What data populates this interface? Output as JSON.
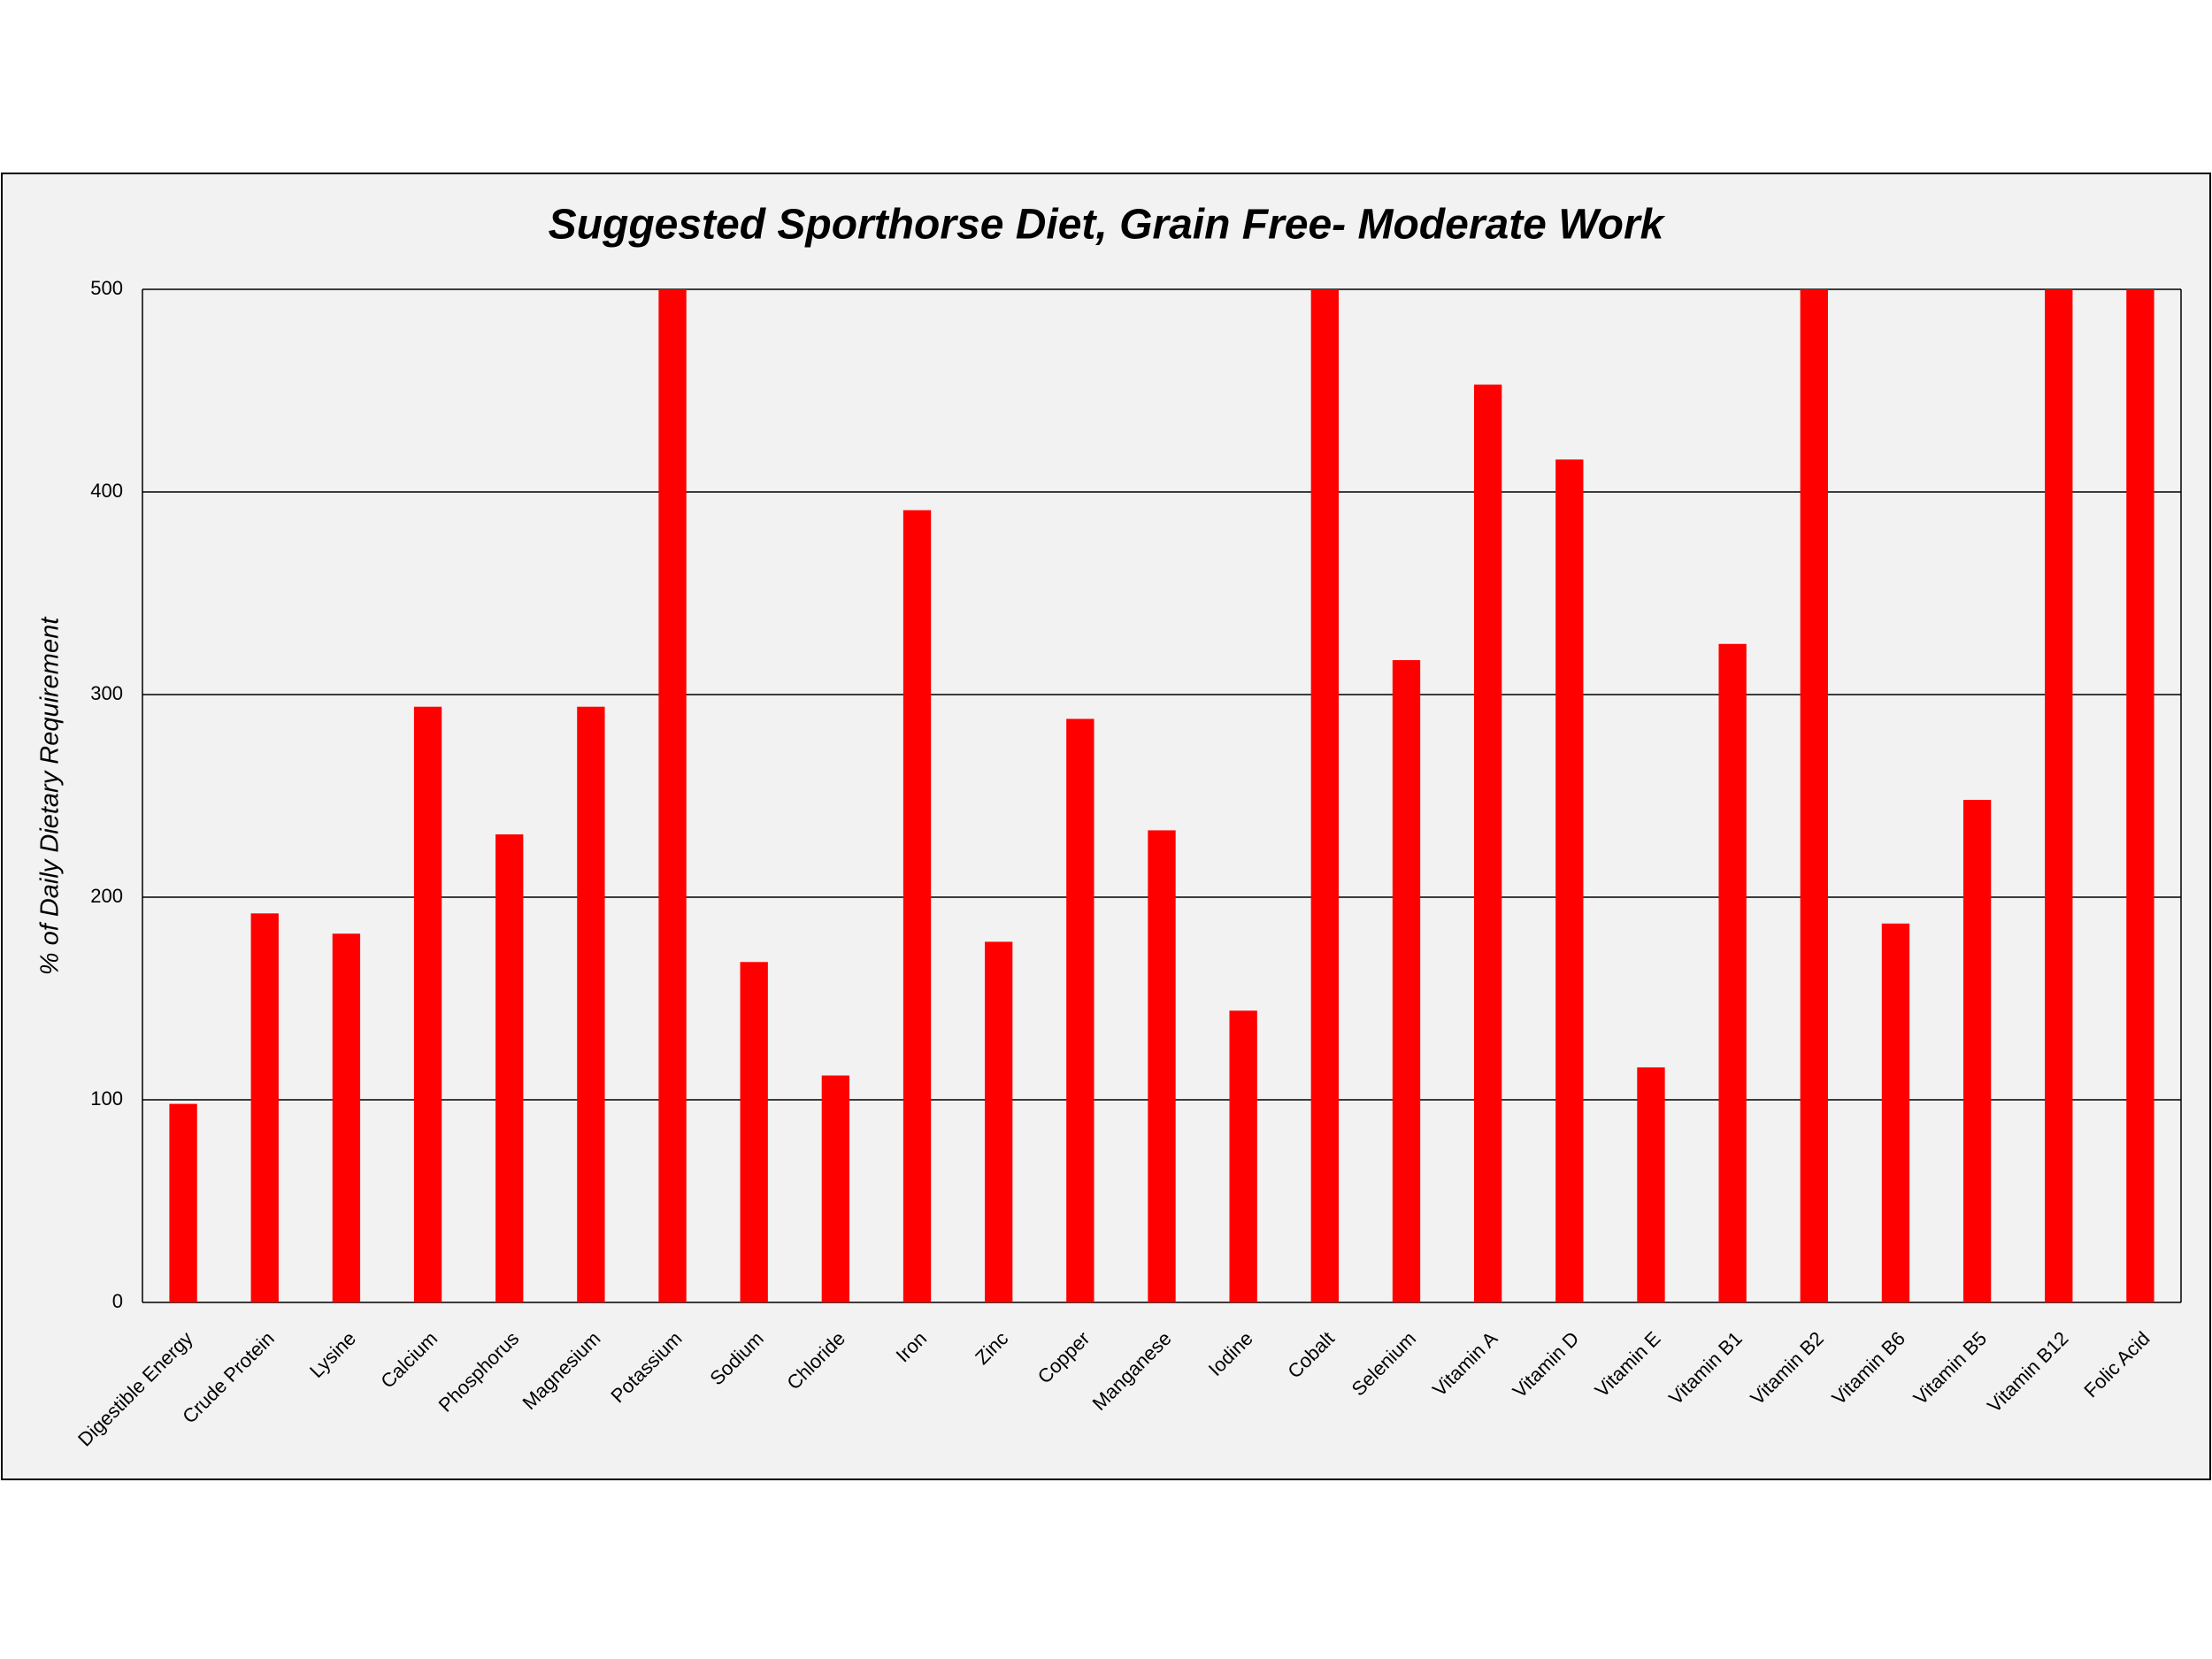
{
  "chart_data": {
    "type": "bar",
    "title": "Suggested Sporthorse Diet, Grain Free- Moderate Work",
    "y_label": "% of Daily Dietary Requirement",
    "categories": [
      "Digestible Energy",
      "Crude Protein",
      "Lysine",
      "Calcium",
      "Phosphorus",
      "Magnesium",
      "Potassium",
      "Sodium",
      "Chloride",
      "Iron",
      "Zinc",
      "Copper",
      "Manganese",
      "Iodine",
      "Cobalt",
      "Selenium",
      "Vitamin A",
      "Vitamin D",
      "Vitamin E",
      "Vitamin B1",
      "Vitamin B2",
      "Vitamin B6",
      "Vitamin B5",
      "Vitamin B12",
      "Folic Acid"
    ],
    "values": [
      98,
      192,
      182,
      294,
      231,
      294,
      500,
      168,
      112,
      391,
      178,
      288,
      233,
      144,
      500,
      317,
      453,
      416,
      116,
      325,
      500,
      187,
      248,
      500,
      500
    ],
    "color": "#ff0000",
    "ylim": [
      0,
      500
    ],
    "yticks": [
      0,
      100,
      200,
      300,
      400,
      500
    ],
    "grid": true
  }
}
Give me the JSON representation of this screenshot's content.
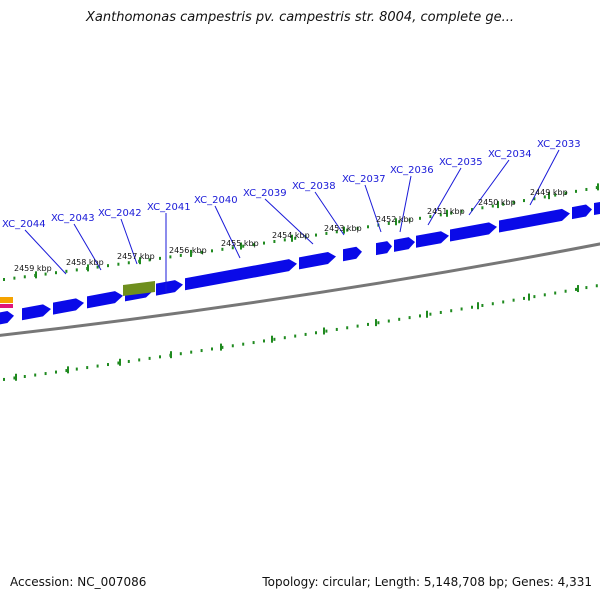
{
  "title": "Xanthomonas campestris pv. campestris str. 8004, complete ge...",
  "footer": {
    "accession": "Accession: NC_007086",
    "summary": "Topology: circular; Length: 5,148,708 bp; Genes: 4,331"
  },
  "colors": {
    "gene": "#0a0ae8",
    "gene_highlight": "#6f8f1e",
    "ticks": "#1f8a1f",
    "backbone": "#777777",
    "label": "#1a1ad8",
    "edge_orange": "#f5a300",
    "edge_pink": "#e0157a"
  },
  "position_labels": [
    "2459 kbp",
    "2458 kbp",
    "2457 kbp",
    "2456 kbp",
    "2455 kbp",
    "2454 kbp",
    "2453 kbp",
    "2452 kbp",
    "2451 kbp",
    "2450 kbp",
    "2449 kbp"
  ],
  "gene_labels": [
    "XC_2044",
    "XC_2043",
    "XC_2042",
    "XC_2041",
    "XC_2040",
    "XC_2039",
    "XC_2038",
    "XC_2037",
    "XC_2036",
    "XC_2035",
    "XC_2034",
    "XC_2033"
  ]
}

════════════════════

* [Assignment]
Looking at the records above, extract only the lines from the one with "Give me the" through the last line, exactly, with the pictures left out.

* [Response to the task]
Give me the JSON representation of this screenshot's content.
{
  "title": "Xanthomonas campestris pv. campestris str. 8004, complete ge...",
  "footer": {
    "accession": "Accession: NC_007086",
    "summary": "Topology: circular; Length: 5,148,708 bp; Genes: 4,331"
  },
  "colors": {
    "gene": "#0a0ae8",
    "gene_highlight": "#6f8f1e",
    "ticks": "#1f8a1f",
    "backbone": "#777777",
    "label": "#1a1ad8",
    "edge_orange": "#f5a300",
    "edge_pink": "#e0157a"
  },
  "position_labels": [
    "2459 kbp",
    "2458 kbp",
    "2457 kbp",
    "2456 kbp",
    "2455 kbp",
    "2454 kbp",
    "2453 kbp",
    "2452 kbp",
    "2451 kbp",
    "2450 kbp",
    "2449 kbp"
  ],
  "gene_labels": [
    "XC_2044",
    "XC_2043",
    "XC_2042",
    "XC_2041",
    "XC_2040",
    "XC_2039",
    "XC_2038",
    "XC_2037",
    "XC_2036",
    "XC_2035",
    "XC_2034",
    "XC_2033"
  ]
}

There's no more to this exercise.